**Task description:** The records that follow are to be repeated without alteration.

Records from a dataset:
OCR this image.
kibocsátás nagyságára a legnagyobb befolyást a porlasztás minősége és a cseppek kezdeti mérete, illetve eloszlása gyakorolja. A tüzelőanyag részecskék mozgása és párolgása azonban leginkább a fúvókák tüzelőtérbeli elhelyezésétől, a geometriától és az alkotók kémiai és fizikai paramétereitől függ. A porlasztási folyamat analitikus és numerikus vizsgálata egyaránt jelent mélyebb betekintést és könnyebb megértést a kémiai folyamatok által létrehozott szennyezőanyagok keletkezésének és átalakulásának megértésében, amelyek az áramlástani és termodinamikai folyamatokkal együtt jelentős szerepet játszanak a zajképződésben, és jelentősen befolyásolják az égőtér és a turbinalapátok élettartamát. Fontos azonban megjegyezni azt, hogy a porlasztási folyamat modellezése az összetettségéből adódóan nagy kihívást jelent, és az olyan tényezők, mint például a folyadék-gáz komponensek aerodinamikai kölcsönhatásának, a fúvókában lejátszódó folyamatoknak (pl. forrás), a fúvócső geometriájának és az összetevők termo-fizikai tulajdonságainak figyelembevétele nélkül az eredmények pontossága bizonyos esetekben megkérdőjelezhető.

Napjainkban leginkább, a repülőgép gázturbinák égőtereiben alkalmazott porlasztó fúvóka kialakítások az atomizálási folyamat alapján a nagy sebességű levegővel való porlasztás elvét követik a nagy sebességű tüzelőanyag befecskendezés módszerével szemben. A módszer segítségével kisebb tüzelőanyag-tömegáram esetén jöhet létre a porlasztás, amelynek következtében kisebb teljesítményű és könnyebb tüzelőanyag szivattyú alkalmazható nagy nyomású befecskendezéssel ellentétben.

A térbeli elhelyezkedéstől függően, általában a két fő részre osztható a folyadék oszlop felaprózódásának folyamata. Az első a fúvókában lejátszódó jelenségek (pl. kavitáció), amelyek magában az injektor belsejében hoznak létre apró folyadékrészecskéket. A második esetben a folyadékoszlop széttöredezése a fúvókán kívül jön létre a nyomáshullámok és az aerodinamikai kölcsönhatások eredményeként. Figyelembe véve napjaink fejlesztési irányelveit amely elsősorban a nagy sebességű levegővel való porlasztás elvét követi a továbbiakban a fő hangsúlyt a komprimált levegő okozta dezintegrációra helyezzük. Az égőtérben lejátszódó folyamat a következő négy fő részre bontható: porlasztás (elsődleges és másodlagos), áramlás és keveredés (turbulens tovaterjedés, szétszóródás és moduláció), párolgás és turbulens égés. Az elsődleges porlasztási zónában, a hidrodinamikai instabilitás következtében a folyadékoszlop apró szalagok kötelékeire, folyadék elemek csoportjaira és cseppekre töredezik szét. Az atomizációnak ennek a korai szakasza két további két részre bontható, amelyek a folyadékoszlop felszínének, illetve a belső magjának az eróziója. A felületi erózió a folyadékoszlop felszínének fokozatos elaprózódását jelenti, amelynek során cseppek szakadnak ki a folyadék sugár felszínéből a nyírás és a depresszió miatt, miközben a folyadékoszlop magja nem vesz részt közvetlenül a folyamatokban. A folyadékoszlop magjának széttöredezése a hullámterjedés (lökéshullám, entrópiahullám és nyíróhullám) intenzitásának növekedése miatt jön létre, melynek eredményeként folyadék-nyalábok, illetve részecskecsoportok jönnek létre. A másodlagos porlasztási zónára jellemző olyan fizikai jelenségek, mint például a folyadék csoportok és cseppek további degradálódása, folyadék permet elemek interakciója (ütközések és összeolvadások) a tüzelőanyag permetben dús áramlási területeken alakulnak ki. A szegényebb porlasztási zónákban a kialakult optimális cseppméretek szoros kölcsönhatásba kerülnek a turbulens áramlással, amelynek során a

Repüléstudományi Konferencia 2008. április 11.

**Correct result:**
OCR this image.
kibocsátás nagyságára a legnagyobb befolyást a porlasztás minősége és a cseppek kezdeti mérete, illetve eloszlása gyakorolja. A tüzelőanyag részecskék mozgása és párolgása azonban leginkább a fúvókák tüzelőtérbeli elhelyezésétől, a geometriától és az alkotók kémiai és fizikai paramétereitől függ. A porlasztási folyamat analitikus és numerikus vizsgálata egyaránt jelent mélyebb betekintést és könnyebb megértést a kémiai folyamatok által létrehozott szennyezőanyagok keletkezésének és átalakulásának megértésében, amelyek az áramlástani és termodinamikai folyamatokkal együtt jelentős szerepet játszanak a zajképződésben, és jelentősen befolyásolják az égőtér és a turbinalapátok élettartamát. Fontos azonban megjegyezni azt, hogy a porlasztási folyamat modellezése az összetettségéből adódóan nagy kihívást jelent, és az olyan tényezők, mint például a folyadék-gáz komponensek aerodinamikai kölcsönhatásának, a fúvókában lejátszódó folyamatoknak (pl. forrás), a fúvócső geometriájának és az összetevők termo-fizikai tulajdonságainak figyelembevétele nélkül az eredmények pontossága bizonyos esetekben megkérdőjelezhető.

Napjainkban leginkább, a repülőgép gázturbinák égőtereiben alkalmazott porlasztó fúvóka kialakítások az atomizálási folyamat alapján a nagy sebességű levegővel való porlasztás elvét követik a nagy sebességű tüzelőanyag befecskendezés módszerével szemben. A módszer segítségével kisebb tüzelőanyag-tömegáram esetén jöhet létre a porlasztás, amelynek következtében kisebb teljesítményű és könnyebb tüzelőanyag szivattyú alkalmazható nagy nyomású befecskendezéssel ellentétben.

A térbeli elhelyezkedéstől függően, általában a két fő részre osztható a folyadék oszlop felaprózódásának folyamata. Az első a fúvókában lejátszódó jelenségek (pl. kavitáció), amelyek magában az injektor belsejében hoznak létre apró folyadékrészecskéket. A második esetben a folyadékoszlop széttöredezése a fúvókán kívül jön létre a nyomáshullámok és az aerodinamikai kölcsönhatások eredményeként. Figyelembe véve napjaink fejlesztési irányelveit amely elsősorban a nagy sebességű levegővel való porlasztás elvét követi a továbbiakban a fő hangsúlyt a komprimált levegő okozta dezintegrációra helyezzük. Az égőtérben lejátszódó folyamat a következő négy fő részre bontható: porlasztás (elsődleges és másodlagos), áramlás és keveredés (turbulens tovaterjedés, szétszóródás és moduláció), párolgás és turbulens égés. Az elsődleges porlasztási zónában, a hidrodinamikai instabilitás következtében a folyadékoszlop apró szalagok kötelékeire, folyadék elemek csoportjaira és cseppekre töredezik szét. Az atomizációnak ennek a korai szakasza két további két részre bontható, amelyek a folyadékoszlop felszínének, illetve a belső magjának az eróziója. A felületi erózió a folyadékoszlop felszínének fokozatos elaprózódását jelenti, amelynek során cseppek szakadnak ki a folyadék sugár felszínéből a nyírás és a depresszió miatt, miközben a folyadékoszlop magja nem vesz részt közvetlenül a folyamatokban. A folyadékoszlop magjának széttöredezése a hullámterjedés (lökéshullám, entrópiahullám és nyíróhullám) intenzitásának növekedése miatt jön létre, melynek eredményeként folyadék-nyalábok, illetve részecskecsoportok jönnek létre. A másodlagos porlasztási zónára jellemző olyan fizikai jelenségek, mint például a folyadék csoportok és cseppek további degradálódása, folyadék permet elemek interakciója (ütközések és összeolvadások) a tüzelőanyag permetben dús áramlási területeken alakulnak ki. A szegényebb porlasztási zónákban a kialakult optimális cseppméretek szoros kölcsönhatásba kerülnek a turbulens áramlással, amelynek során a

Repüléstudományi Konferencia 2008. április 11.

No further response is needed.